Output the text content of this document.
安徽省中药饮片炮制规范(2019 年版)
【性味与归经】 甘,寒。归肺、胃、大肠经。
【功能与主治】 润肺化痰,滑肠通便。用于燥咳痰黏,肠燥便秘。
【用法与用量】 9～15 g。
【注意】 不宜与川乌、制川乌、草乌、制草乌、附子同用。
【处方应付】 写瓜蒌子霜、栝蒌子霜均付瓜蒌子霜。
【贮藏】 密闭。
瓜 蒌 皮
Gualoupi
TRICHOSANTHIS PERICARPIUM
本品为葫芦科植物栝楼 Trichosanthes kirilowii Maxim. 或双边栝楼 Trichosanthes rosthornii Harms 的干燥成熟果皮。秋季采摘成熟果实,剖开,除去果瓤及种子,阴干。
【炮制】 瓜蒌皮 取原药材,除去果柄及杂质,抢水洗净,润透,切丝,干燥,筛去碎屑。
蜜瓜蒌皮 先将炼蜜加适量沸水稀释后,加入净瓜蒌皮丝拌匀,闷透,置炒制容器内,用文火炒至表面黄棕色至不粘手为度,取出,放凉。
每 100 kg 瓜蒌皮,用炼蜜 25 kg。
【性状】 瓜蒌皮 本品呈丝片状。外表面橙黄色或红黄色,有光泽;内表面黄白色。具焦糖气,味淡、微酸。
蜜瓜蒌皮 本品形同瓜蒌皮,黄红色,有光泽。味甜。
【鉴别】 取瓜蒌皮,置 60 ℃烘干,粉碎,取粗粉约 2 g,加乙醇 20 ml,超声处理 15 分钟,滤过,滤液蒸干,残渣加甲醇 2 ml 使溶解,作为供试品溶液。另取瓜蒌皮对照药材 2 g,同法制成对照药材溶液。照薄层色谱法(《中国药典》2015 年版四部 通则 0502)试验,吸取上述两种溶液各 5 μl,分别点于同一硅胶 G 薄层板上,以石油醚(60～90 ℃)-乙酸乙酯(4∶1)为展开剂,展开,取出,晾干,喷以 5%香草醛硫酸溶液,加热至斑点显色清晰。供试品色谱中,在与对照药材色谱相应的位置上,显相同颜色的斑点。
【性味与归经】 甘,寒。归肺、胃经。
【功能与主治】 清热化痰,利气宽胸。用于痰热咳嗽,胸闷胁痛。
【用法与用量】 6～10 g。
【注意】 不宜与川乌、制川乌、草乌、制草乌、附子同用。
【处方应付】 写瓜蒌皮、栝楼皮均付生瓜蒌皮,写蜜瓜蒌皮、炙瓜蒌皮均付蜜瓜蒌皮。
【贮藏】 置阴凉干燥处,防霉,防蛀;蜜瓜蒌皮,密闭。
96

*GOAL*
Faithfully reproduce all of the records, character for character.

*RESPONSE TO THIS TASK*
Output the text content of this document.
安徽省中药饮片炮制规范(2019 年版)
【性味与归经】 甘,寒。归肺、胃、大肠经。
【功能与主治】 润肺化痰,滑肠通便。用于燥咳痰黏,肠燥便秘。
【用法与用量】 9～15 g。
【注意】 不宜与川乌、制川乌、草乌、制草乌、附子同用。
【处方应付】 写瓜蒌子霜、栝蒌子霜均付瓜蒌子霜。
【贮藏】 密闭。
瓜 蒌 皮
Gualoupi
TRICHOSANTHIS PERICARPIUM
本品为葫芦科植物栝楼 Trichosanthes kirilowii Maxim. 或双边栝楼 Trichosanthes rosthornii Harms 的干燥成熟果皮。秋季采摘成熟果实,剖开,除去果瓤及种子,阴干。
【炮制】 瓜蒌皮 取原药材,除去果柄及杂质,抢水洗净,润透,切丝,干燥,筛去碎屑。
蜜瓜蒌皮 先将炼蜜加适量沸水稀释后,加入净瓜蒌皮丝拌匀,闷透,置炒制容器内,用文火炒至表面黄棕色至不粘手为度,取出,放凉。
每 100 kg 瓜蒌皮,用炼蜜 25 kg。
【性状】 瓜蒌皮 本品呈丝片状。外表面橙黄色或红黄色,有光泽;内表面黄白色。具焦糖气,味淡、微酸。
蜜瓜蒌皮 本品形同瓜蒌皮,黄红色,有光泽。味甜。
【鉴别】 取瓜蒌皮,置 60 ℃烘干,粉碎,取粗粉约 2 g,加乙醇 20 ml,超声处理 15 分钟,滤过,滤液蒸干,残渣加甲醇 2 ml 使溶解,作为供试品溶液。另取瓜蒌皮对照药材 2 g,同法制成对照药材溶液。照薄层色谱法(《中国药典》2015 年版四部 通则 0502)试验,吸取上述两种溶液各 5 μl,分别点于同一硅胶 G 薄层板上,以石油醚(60～90 ℃)-乙酸乙酯(4∶1)为展开剂,展开,取出,晾干,喷以 5%香草醛硫酸溶液,加热至斑点显色清晰。供试品色谱中,在与对照药材色谱相应的位置上,显相同颜色的斑点。
【性味与归经】 甘,寒。归肺、胃经。
【功能与主治】 清热化痰,利气宽胸。用于痰热咳嗽,胸闷胁痛。
【用法与用量】 6～10 g。
【注意】 不宜与川乌、制川乌、草乌、制草乌、附子同用。
【处方应付】 写瓜蒌皮、栝楼皮均付生瓜蒌皮,写蜜瓜蒌皮、炙瓜蒌皮均付蜜瓜蒌皮。
【贮藏】 置阴凉干燥处,防霉,防蛀;蜜瓜蒌皮,密闭。
96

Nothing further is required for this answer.